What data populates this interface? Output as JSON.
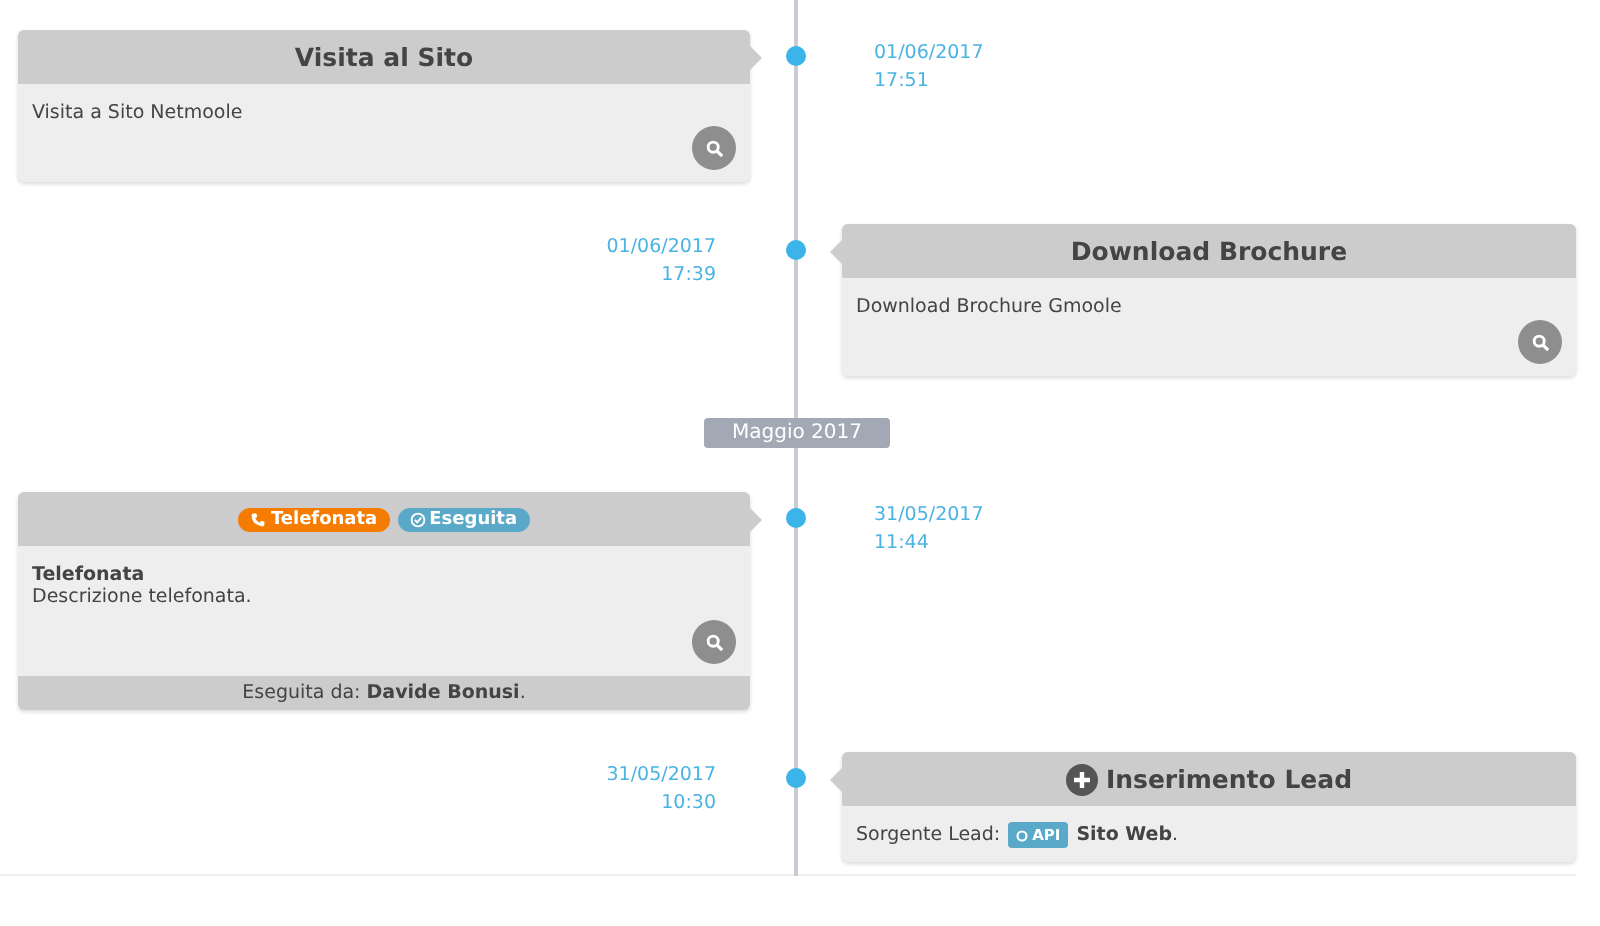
{
  "timeline": [
    {
      "kind": "left",
      "date": "01/06/2017",
      "time": "17:51",
      "title": "Visita al Sito",
      "body_text": "Visita a Sito Netmoole",
      "details_button": true
    },
    {
      "kind": "right",
      "date": "01/06/2017",
      "time": "17:39",
      "title": "Download Brochure",
      "body_text": "Download Brochure Gmoole",
      "details_button": true
    },
    {
      "kind": "separator",
      "label": "Maggio 2017"
    },
    {
      "kind": "left",
      "date": "31/05/2017",
      "time": "11:44",
      "header_badges": [
        {
          "kind": "phone",
          "label": "Telefonata",
          "color": "#f57c00"
        },
        {
          "kind": "check",
          "label": "Eseguita",
          "color": "#5aa9c9"
        }
      ],
      "body_title": "Telefonata",
      "body_text": "Descrizione telefonata.",
      "details_button": true,
      "footer": "Eseguita da: **Davide Bonusi**."
    },
    {
      "kind": "right",
      "date": "31/05/2017",
      "time": "10:30",
      "header_icon": {
        "kind": "plus"
      },
      "title": "Inserimento Lead",
      "source": {
        "label": "Sorgente Lead:",
        "badge": "API",
        "value": "**Sito Web**."
      }
    }
  ]
}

--------

**REQUEST**
All lines that include "Sito" are to be gathered and copied.

**TASK SOLUTION**
      "title": "Visita al Sito",
      "body_text": "Visita a Sito Netmoole",
        "value": "**Sito Web**."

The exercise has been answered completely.